>>>

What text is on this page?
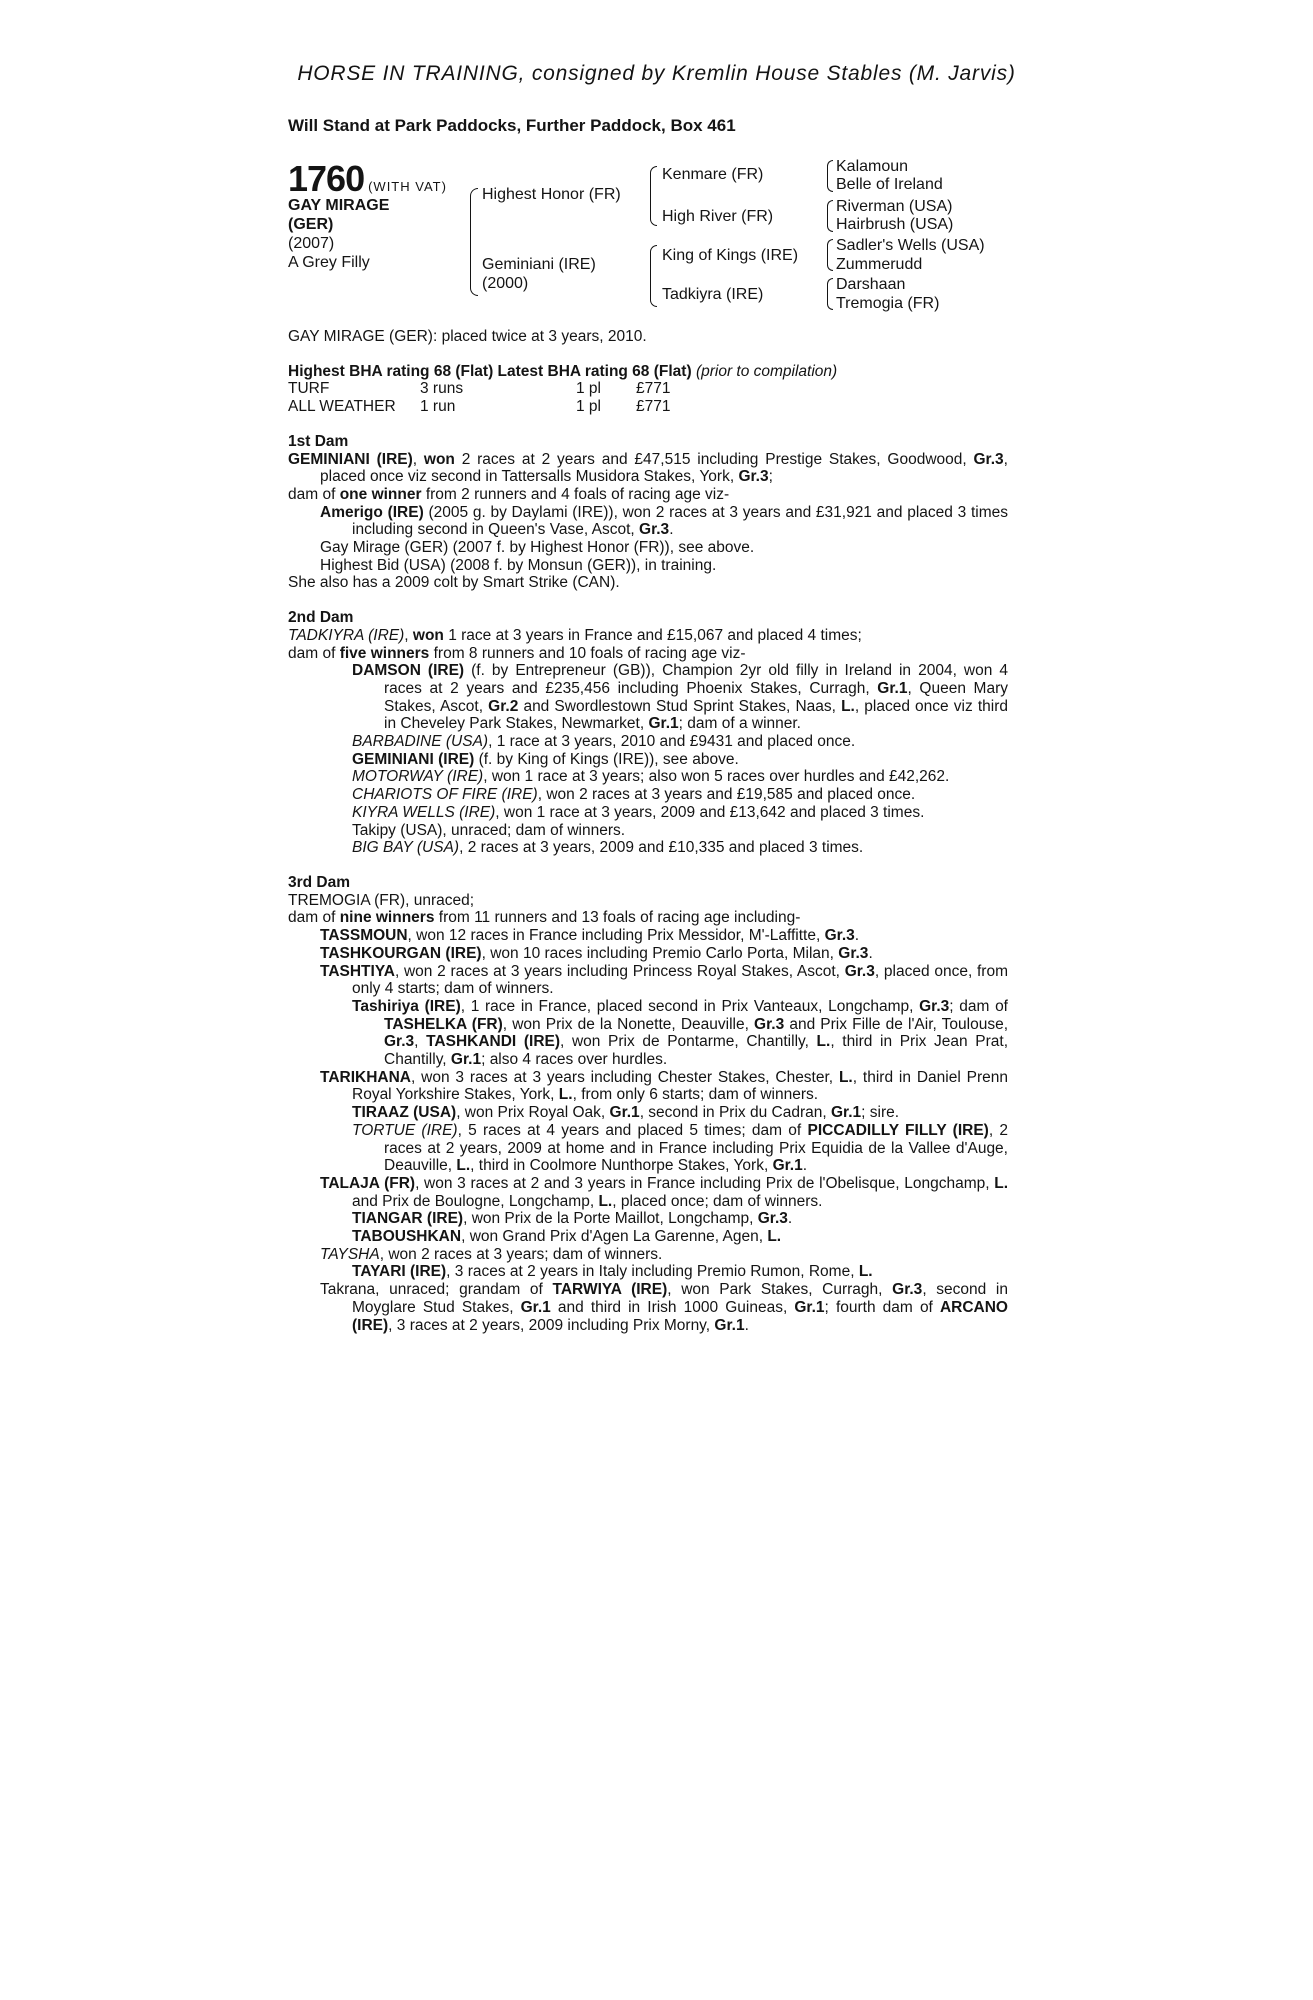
HORSE IN TRAINING, consigned by Kremlin House Stables (M. Jarvis)
Will Stand at Park Paddocks, Further Paddock, Box 461
1760 (WITH VAT)
GAY MIRAGE (GER)
(2007)
A Grey Filly
Highest Honor (FR)
Geminiani (IRE)
(2000)
Kenmare (FR)
High River (FR)
King of Kings (IRE)
Tadkiyra (IRE)
Kalamoun
Belle of Ireland
Riverman (USA)
Hairbrush (USA)
Sadler's Wells (USA)
Zummerudd
Darshaan
Tremogia (FR)

GAY MIRAGE (GER): placed twice at 3 years, 2010.

Highest BHA rating 68 (Flat) Latest BHA rating 68 (Flat) (prior to compilation)

TURF	3 runs	1 pl	£771
ALL WEATHER	1 run	1 pl	£771

1st Dam

GEMINIANI (IRE), won 2 races at 2 years and £47,515 including Prestige Stakes, Goodwood, Gr.3, placed once viz second in Tattersalls Musidora Stakes, York, Gr.3;

dam of one winner from 2 runners and 4 foals of racing age viz-

Amerigo (IRE) (2005 g. by Daylami (IRE)), won 2 races at 3 years and £31,921 and placed 3 times including second in Queen's Vase, Ascot, Gr.3.

Gay Mirage (GER) (2007 f. by Highest Honor (FR)), see above.

Highest Bid (USA) (2008 f. by Monsun (GER)), in training.

She also has a 2009 colt by Smart Strike (CAN).

2nd Dam

TADKIYRA (IRE), won 1 race at 3 years in France and £15,067 and placed 4 times;

dam of five winners from 8 runners and 10 foals of racing age viz-

DAMSON (IRE) (f. by Entrepreneur (GB)), Champion 2yr old filly in Ireland in 2004, won 4 races at 2 years and £235,456 including Phoenix Stakes, Curragh, Gr.1, Queen Mary Stakes, Ascot, Gr.2 and Swordlestown Stud Sprint Stakes, Naas, L., placed once viz third in Cheveley Park Stakes, Newmarket, Gr.1; dam of a winner.

BARBADINE (USA), 1 race at 3 years, 2010 and £9431 and placed once.

GEMINIANI (IRE) (f. by King of Kings (IRE)), see above.

MOTORWAY (IRE), won 1 race at 3 years; also won 5 races over hurdles and £42,262.

CHARIOTS OF FIRE (IRE), won 2 races at 3 years and £19,585 and placed once.

KIYRA WELLS (IRE), won 1 race at 3 years, 2009 and £13,642 and placed 3 times.

Takipy (USA), unraced; dam of winners.

BIG BAY (USA), 2 races at 3 years, 2009 and £10,335 and placed 3 times.

3rd Dam

TREMOGIA (FR), unraced;

dam of nine winners from 11 runners and 13 foals of racing age including-

TASSMOUN, won 12 races in France including Prix Messidor, M'-Laffitte, Gr.3.

TASHKOURGAN (IRE), won 10 races including Premio Carlo Porta, Milan, Gr.3.

TASHTIYA, won 2 races at 3 years including Princess Royal Stakes, Ascot, Gr.3, placed once, from only 4 starts; dam of winners.

Tashiriya (IRE), 1 race in France, placed second in Prix Vanteaux, Longchamp, Gr.3; dam of TASHELKA (FR), won Prix de la Nonette, Deauville, Gr.3 and Prix Fille de l'Air, Toulouse, Gr.3, TASHKANDI (IRE), won Prix de Pontarme, Chantilly, L., third in Prix Jean Prat, Chantilly, Gr.1; also 4 races over hurdles.

TARIKHANA, won 3 races at 3 years including Chester Stakes, Chester, L., third in Daniel Prenn Royal Yorkshire Stakes, York, L., from only 6 starts; dam of winners.

TIRAAZ (USA), won Prix Royal Oak, Gr.1, second in Prix du Cadran, Gr.1; sire.

TORTUE (IRE), 5 races at 4 years and placed 5 times; dam of PICCADILLY FILLY (IRE), 2 races at 2 years, 2009 at home and in France including Prix Equidia de la Vallee d'Auge, Deauville, L., third in Coolmore Nunthorpe Stakes, York, Gr.1.

TALAJA (FR), won 3 races at 2 and 3 years in France including Prix de l'Obelisque, Longchamp, L. and Prix de Boulogne, Longchamp, L., placed once; dam of winners.

TIANGAR (IRE), won Prix de la Porte Maillot, Longchamp, Gr.3.

TABOUSHKAN, won Grand Prix d'Agen La Garenne, Agen, L.

TAYSHA, won 2 races at 3 years; dam of winners.

TAYARI (IRE), 3 races at 2 years in Italy including Premio Rumon, Rome, L.

Takrana, unraced; grandam of TARWIYA (IRE), won Park Stakes, Curragh, Gr.3, second in Moyglare Stud Stakes, Gr.1 and third in Irish 1000 Guineas, Gr.1; fourth dam of ARCANO (IRE), 3 races at 2 years, 2009 including Prix Morny, Gr.1.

<<<

> [Exercise goal]:
Copy each line from the records above that includes the string "York".

> [Task result]:
GEMINIANI (IRE), won 2 races at 2 years and £47,515 including Prestige Stakes, Goodwood, Gr.3, placed once viz second in Tattersalls Musidora Stakes, York, Gr.3;
TARIKHANA, won 3 races at 3 years including Chester Stakes, Chester, L., third in Daniel Prenn Royal Yorkshire Stakes, York, L., from only 6 starts; dam of winners.
TORTUE (IRE), 5 races at 4 years and placed 5 times; dam of PICCADILLY FILLY (IRE), 2 races at 2 years, 2009 at home and in France including Prix Equidia de la Vallee d'Auge, Deauville, L., third in Coolmore Nunthorpe Stakes, York, Gr.1.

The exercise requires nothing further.